*Task objective*
Gather all lines in the entries that include the word "Amsterdam".

*Records from a data source*
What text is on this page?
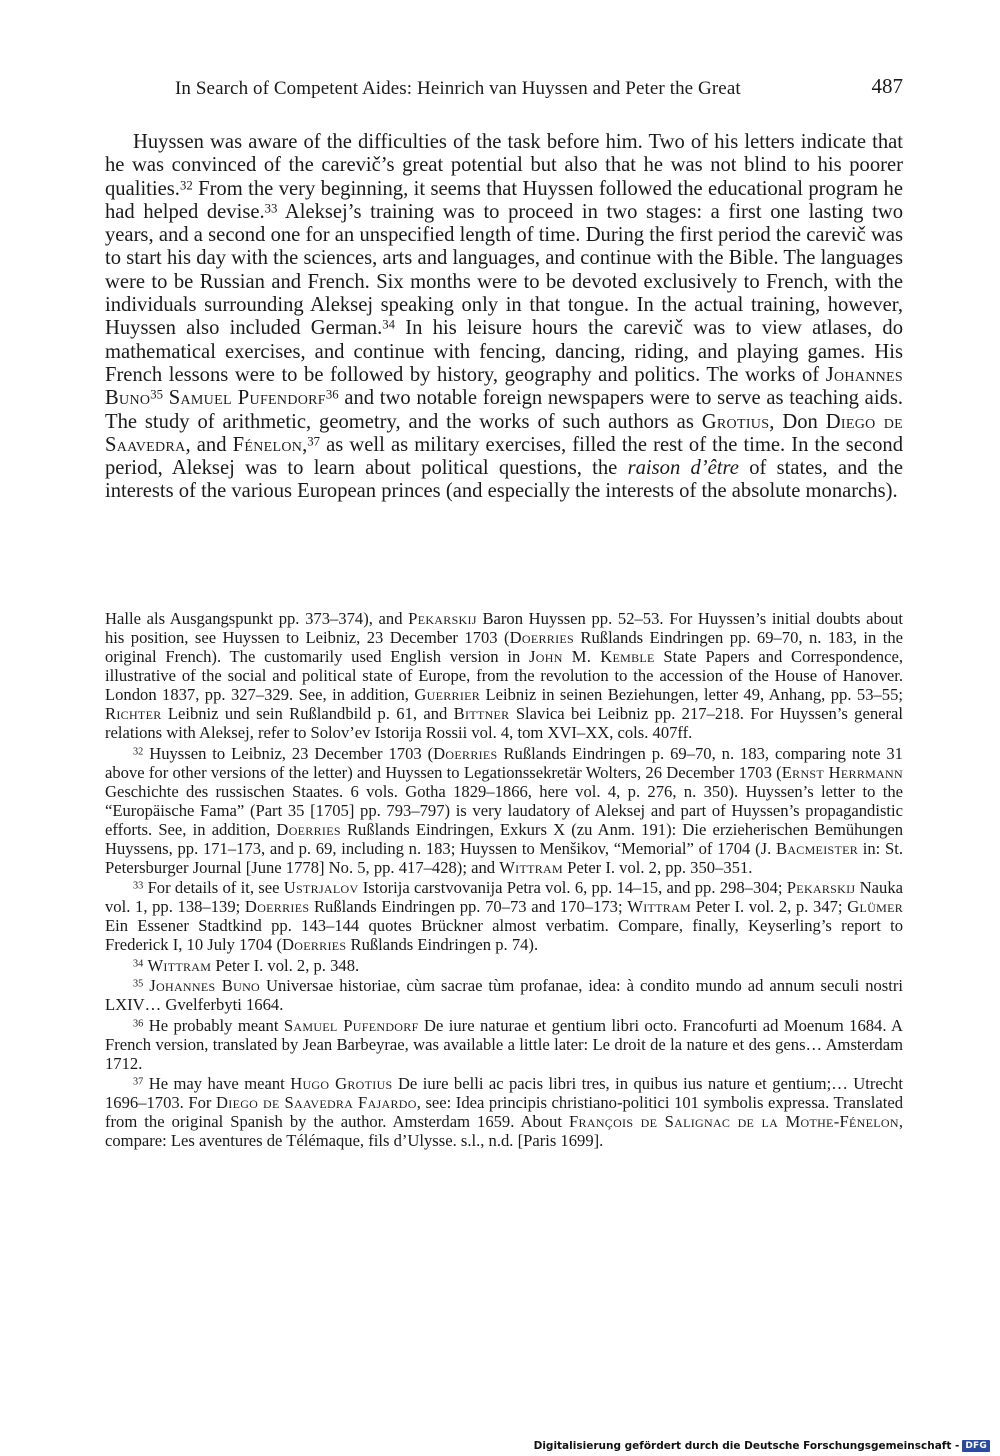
In Search of Competent Aides: Heinrich van Huyssen and Peter the Great	487

Huyssen was aware of the difficulties of the task before him. Two of his letters indicate that he was convinced of the carevič’s great potential but also that he was not blind to his poorer qualities.$^{32}$ From the very beginning, it seems that Huyssen followed the educational program he had helped devise.$^{33}$ Aleksej’s training was to proceed in two stages: a first one lasting two years, and a second one for an unspecified length of time. During the first period the carevič was to start his day with the sciences, arts and languages, and continue with the Bible. The languages were to be Russian and French. Six months were to be devoted exclusively to French, with the individuals surrounding Aleksej speaking only in that tongue. In the actual training, however, Huyssen also included German.$^{34}$ In his leisure hours the carevič was to view atlases, do mathematical exercises, and continue with fencing, dancing, riding, and playing games. His French lessons were to be followed by history, geography and politics. The works of Johannes Buno$^{35}$ Samuel Pufendorf$^{36}$ and two notable foreign newspapers were to serve as teaching aids. The study of arithmetic, geometry, and the works of such authors as Grotius, Don Diego de Saavedra, and Fénelon,$^{37}$ as well as military exercises, filled the rest of the time. In the second period, Aleksej was to learn about political questions, the raison d’être of states, and the interests of the various European princes (and especially the interests of the absolute monarchs).

Halle als Ausgangspunkt pp. 373–374), and Pekarskij Baron Huyssen pp. 52–53. For Huyssen’s initial doubts about his position, see Huyssen to Leibniz, 23 December 1703 (Doerries Rußlands Eindringen pp. 69–70, n. 183, in the original French). The customarily used English version in John M. Kemble State Papers and Correspondence, illustrative of the social and political state of Europe, from the revolution to the accession of the House of Hanover. London 1837, pp. 327–329. See, in addition, Guerrier Leibniz in seinen Beziehungen, letter 49, Anhang, pp. 53–55; Richter Leibniz und sein Rußlandbild p. 61, and Bittner Slavica bei Leibniz pp. 217–218. For Huyssen’s general relations with Aleksej, refer to Solov’ev Istorija Rossii vol. 4, tom XVI–XX, cols. 407ff.

$^{32}$ Huyssen to Leibniz, 23 December 1703 (Doerries Rußlands Eindringen p. 69–70, n. 183, comparing note 31 above for other versions of the letter) and Huyssen to Legationssekretär Wolters, 26 December 1703 (Ernst Herrmann Geschichte des russischen Staates. 6 vols. Gotha 1829–1866, here vol. 4, p. 276, n. 350). Huyssen’s letter to the “Europäische Fama” (Part 35 [1705] pp. 793–797) is very laudatory of Aleksej and part of Huyssen’s propagandistic efforts. See, in addition, Doerries Rußlands Eindringen, Exkurs X (zu Anm. 191): Die erzieherischen Bemühungen Huyssens, pp. 171–173, and p. 69, including n. 183; Huyssen to Menšikov, “Memorial” of 1704 (J. Bacmeister in: St. Petersburger Journal [June 1778] No. 5, pp. 417–428); and Wittram Peter I. vol. 2, pp. 350–351.

$^{33}$ For details of it, see Ustrjalov Istorija carstvovanija Petra vol. 6, pp. 14–15, and pp. 298–304; Pekarskij Nauka vol. 1, pp. 138–139; Doerries Rußlands Eindringen pp. 70–73 and 170–173; Wittram Peter I. vol. 2, p. 347; Glümer Ein Essener Stadtkind pp. 143–144 quotes Brückner almost verbatim. Compare, finally, Keyserling’s report to Frederick I, 10 July 1704 (Doerries Rußlands Eindringen p. 74).

$^{34}$ Wittram Peter I. vol. 2, p. 348.

$^{35}$ Johannes Buno Universae historiae, cùm sacrae tùm profanae, idea: à condito mundo ad annum seculi nostri LXIV… Gvelferbyti 1664.

$^{36}$ He probably meant Samuel Pufendorf De iure naturae et gentium libri octo. Francofurti ad Moenum 1684. A French version, translated by Jean Barbeyrae, was available a little later: Le droit de la nature et des gens… Amsterdam 1712.

$^{37}$ He may have meant Hugo Grotius De iure belli ac pacis libri tres, in quibus ius nature et gentium;… Utrecht 1696–1703. For Diego de Saavedra Fajardo, see: Idea principis christiano-politici 101 symbolis expressa. Translated from the original Spanish by the author. Amsterdam 1659. About François de Salignac de la Mothe-Fénelon, compare: Les aventures de Télémaque, fils d’Ulysse. s.l., n.d. [Paris 1699].

Digitalisierung gefördert durch die Deutsche Forschungsgemeinschaft - DFG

*Task result*
$^{36}$ He probably meant Samuel Pufendorf De iure naturae et gentium libri octo. Francofurti ad Moenum 1684. A French version, translated by Jean Barbeyrae, was available a little later: Le droit de la nature et des gens… Amsterdam 1712.
$^{37}$ He may have meant Hugo Grotius De iure belli ac pacis libri tres, in quibus ius nature et gentium;… Utrecht 1696–1703. For Diego de Saavedra Fajardo, see: Idea principis christiano-politici 101 symbolis expressa. Translated from the original Spanish by the author. Amsterdam 1659. About François de Salignac de la Mothe-Fénelon, compare: Les aventures de Télémaque, fils d’Ulysse. s.l., n.d. [Paris 1699].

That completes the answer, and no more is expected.